(Exercise details): Filter these entries so that only lines with the word "title" remain.

──────── Source records ────────

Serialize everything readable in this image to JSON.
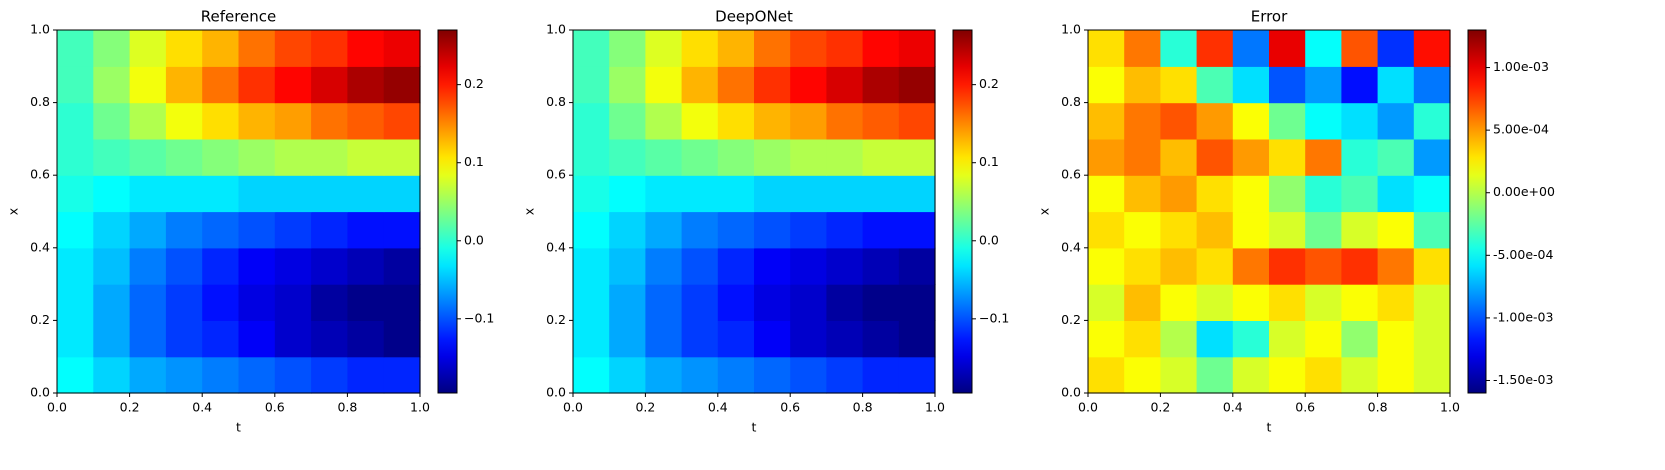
{
  "chart_data": [
    {
      "type": "heatmap",
      "title": "Reference",
      "x_label": "t",
      "y_label": "x",
      "colormap": "jet",
      "xlim": [
        0,
        1
      ],
      "ylim": [
        0,
        1
      ],
      "xticks": [
        {
          "value": 0,
          "label": "0.0"
        },
        0.2,
        0.4,
        0.6,
        0.8,
        {
          "value": 1,
          "label": "1.0"
        }
      ],
      "yticks": [
        {
          "value": 0,
          "label": "0.0"
        },
        0.2,
        0.4,
        0.6,
        0.8,
        {
          "value": 1,
          "label": "1.0"
        }
      ],
      "clim": [
        -0.195,
        0.27
      ],
      "cticks": [
        {
          "value": -0.1,
          "label": "−0.1"
        },
        {
          "value": 0,
          "label": "0.0"
        },
        0.1,
        0.2
      ],
      "x": [
        0.05,
        0.15,
        0.25,
        0.35,
        0.45,
        0.55,
        0.65,
        0.75,
        0.85,
        0.95
      ],
      "y": [
        0.05,
        0.15,
        0.25,
        0.35,
        0.45,
        0.55,
        0.65,
        0.75,
        0.85,
        0.95
      ],
      "values": [
        [
          -0.02,
          -0.04,
          -0.06,
          -0.07,
          -0.08,
          -0.09,
          -0.1,
          -0.11,
          -0.12,
          -0.12
        ],
        [
          -0.03,
          -0.06,
          -0.09,
          -0.11,
          -0.12,
          -0.14,
          -0.16,
          -0.17,
          -0.18,
          -0.19
        ],
        [
          -0.03,
          -0.06,
          -0.09,
          -0.11,
          -0.13,
          -0.15,
          -0.16,
          -0.18,
          -0.19,
          -0.19
        ],
        [
          -0.03,
          -0.05,
          -0.08,
          -0.1,
          -0.12,
          -0.14,
          -0.15,
          -0.16,
          -0.17,
          -0.18
        ],
        [
          -0.02,
          -0.04,
          -0.06,
          -0.08,
          -0.09,
          -0.1,
          -0.11,
          -0.12,
          -0.13,
          -0.13
        ],
        [
          -0.01,
          -0.02,
          -0.03,
          -0.03,
          -0.03,
          -0.04,
          -0.04,
          -0.04,
          -0.04,
          -0.04
        ],
        [
          0,
          0.01,
          0.02,
          0.03,
          0.04,
          0.05,
          0.06,
          0.06,
          0.07,
          0.07
        ],
        [
          0,
          0.03,
          0.06,
          0.09,
          0.11,
          0.13,
          0.14,
          0.16,
          0.17,
          0.18
        ],
        [
          0.01,
          0.05,
          0.09,
          0.13,
          0.16,
          0.19,
          0.21,
          0.23,
          0.25,
          0.26
        ],
        [
          0.01,
          0.04,
          0.08,
          0.11,
          0.13,
          0.16,
          0.18,
          0.19,
          0.21,
          0.22
        ]
      ]
    },
    {
      "type": "heatmap",
      "title": "DeepONet",
      "x_label": "t",
      "y_label": "x",
      "colormap": "jet",
      "xlim": [
        0,
        1
      ],
      "ylim": [
        0,
        1
      ],
      "xticks": [
        {
          "value": 0,
          "label": "0.0"
        },
        0.2,
        0.4,
        0.6,
        0.8,
        {
          "value": 1,
          "label": "1.0"
        }
      ],
      "yticks": [
        {
          "value": 0,
          "label": "0.0"
        },
        0.2,
        0.4,
        0.6,
        0.8,
        {
          "value": 1,
          "label": "1.0"
        }
      ],
      "clim": [
        -0.195,
        0.27
      ],
      "cticks": [
        {
          "value": -0.1,
          "label": "−0.1"
        },
        {
          "value": 0,
          "label": "0.0"
        },
        0.1,
        0.2
      ],
      "x": [
        0.05,
        0.15,
        0.25,
        0.35,
        0.45,
        0.55,
        0.65,
        0.75,
        0.85,
        0.95
      ],
      "y": [
        0.05,
        0.15,
        0.25,
        0.35,
        0.45,
        0.55,
        0.65,
        0.75,
        0.85,
        0.95
      ],
      "values": [
        [
          -0.02,
          -0.04,
          -0.06,
          -0.07,
          -0.08,
          -0.09,
          -0.1,
          -0.11,
          -0.12,
          -0.12
        ],
        [
          -0.03,
          -0.06,
          -0.09,
          -0.11,
          -0.12,
          -0.14,
          -0.16,
          -0.17,
          -0.18,
          -0.19
        ],
        [
          -0.03,
          -0.06,
          -0.09,
          -0.11,
          -0.13,
          -0.15,
          -0.16,
          -0.18,
          -0.19,
          -0.19
        ],
        [
          -0.03,
          -0.05,
          -0.08,
          -0.1,
          -0.12,
          -0.14,
          -0.15,
          -0.16,
          -0.17,
          -0.18
        ],
        [
          -0.02,
          -0.04,
          -0.06,
          -0.08,
          -0.09,
          -0.1,
          -0.11,
          -0.12,
          -0.13,
          -0.13
        ],
        [
          -0.01,
          -0.02,
          -0.03,
          -0.03,
          -0.03,
          -0.04,
          -0.04,
          -0.04,
          -0.04,
          -0.04
        ],
        [
          0,
          0.01,
          0.02,
          0.03,
          0.04,
          0.05,
          0.06,
          0.06,
          0.07,
          0.07
        ],
        [
          0,
          0.03,
          0.06,
          0.09,
          0.11,
          0.13,
          0.14,
          0.16,
          0.17,
          0.18
        ],
        [
          0.01,
          0.05,
          0.09,
          0.13,
          0.16,
          0.19,
          0.21,
          0.23,
          0.25,
          0.26
        ],
        [
          0.01,
          0.04,
          0.08,
          0.11,
          0.13,
          0.16,
          0.18,
          0.19,
          0.21,
          0.22
        ]
      ]
    },
    {
      "type": "heatmap",
      "title": "Error",
      "x_label": "t",
      "y_label": "x",
      "colormap": "jet",
      "xlim": [
        0,
        1
      ],
      "ylim": [
        0,
        1
      ],
      "xticks": [
        {
          "value": 0,
          "label": "0.0"
        },
        0.2,
        0.4,
        0.6,
        0.8,
        {
          "value": 1,
          "label": "1.0"
        }
      ],
      "yticks": [
        {
          "value": 0,
          "label": "0.0"
        },
        0.2,
        0.4,
        0.6,
        0.8,
        {
          "value": 1,
          "label": "1.0"
        }
      ],
      "clim": [
        -0.0016,
        0.0013
      ],
      "cticks": [
        {
          "value": -0.0015,
          "label": "-1.50e-03"
        },
        {
          "value": -0.001,
          "label": "-1.00e-03"
        },
        {
          "value": -0.0005,
          "label": "-5.00e-04"
        },
        {
          "value": 0,
          "label": "0.00e+00"
        },
        {
          "value": 0.0005,
          "label": "5.00e-04"
        },
        {
          "value": 0.001,
          "label": "1.00e-03"
        }
      ],
      "x": [
        0.05,
        0.15,
        0.25,
        0.35,
        0.45,
        0.55,
        0.65,
        0.75,
        0.85,
        0.95
      ],
      "y": [
        0.05,
        0.15,
        0.25,
        0.35,
        0.45,
        0.55,
        0.65,
        0.75,
        0.85,
        0.95
      ],
      "values": [
        [
          0.0003,
          0.0002,
          0.0001,
          -0.0002,
          0.0001,
          0.0002,
          0.0003,
          0.0001,
          0.0002,
          0.0001
        ],
        [
          0.0002,
          0.0003,
          0,
          -0.0006,
          -0.0004,
          0.0001,
          0.0002,
          -0.0001,
          0.0002,
          0.0001
        ],
        [
          0.0001,
          0.0004,
          0.0002,
          0.0001,
          0.0002,
          0.0003,
          0.0001,
          0.0002,
          0.0003,
          0.0001
        ],
        [
          0.0002,
          0.0003,
          0.0004,
          0.0003,
          0.0006,
          0.0008,
          0.0007,
          0.0008,
          0.0006,
          0.0003
        ],
        [
          0.0003,
          0.0002,
          0.0003,
          0.0004,
          0.0002,
          0.0001,
          -0.0002,
          0.0001,
          0.0002,
          -0.0003
        ],
        [
          0.0002,
          0.0004,
          0.0005,
          0.0003,
          0.0002,
          -0.0001,
          -0.0004,
          -0.0003,
          -0.0006,
          -0.0005
        ],
        [
          0.0005,
          0.0006,
          0.0004,
          0.0007,
          0.0005,
          0.0003,
          0.0006,
          -0.0004,
          -0.0003,
          -0.0008
        ],
        [
          0.0004,
          0.0006,
          0.0007,
          0.0005,
          0.0002,
          -0.0002,
          -0.0005,
          -0.0006,
          -0.0008,
          -0.0004
        ],
        [
          0.0002,
          0.0004,
          0.0003,
          -0.0003,
          -0.0006,
          -0.001,
          -0.0008,
          -0.0012,
          -0.0006,
          -0.0009
        ],
        [
          0.0003,
          0.0006,
          -0.0004,
          0.0008,
          -0.0009,
          0.001,
          -0.0005,
          0.0007,
          -0.0011,
          0.0009
        ]
      ]
    }
  ]
}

────────

(Exercise solution):
      "title": "Reference",
      "title": "DeepONet",
      "title": "Error",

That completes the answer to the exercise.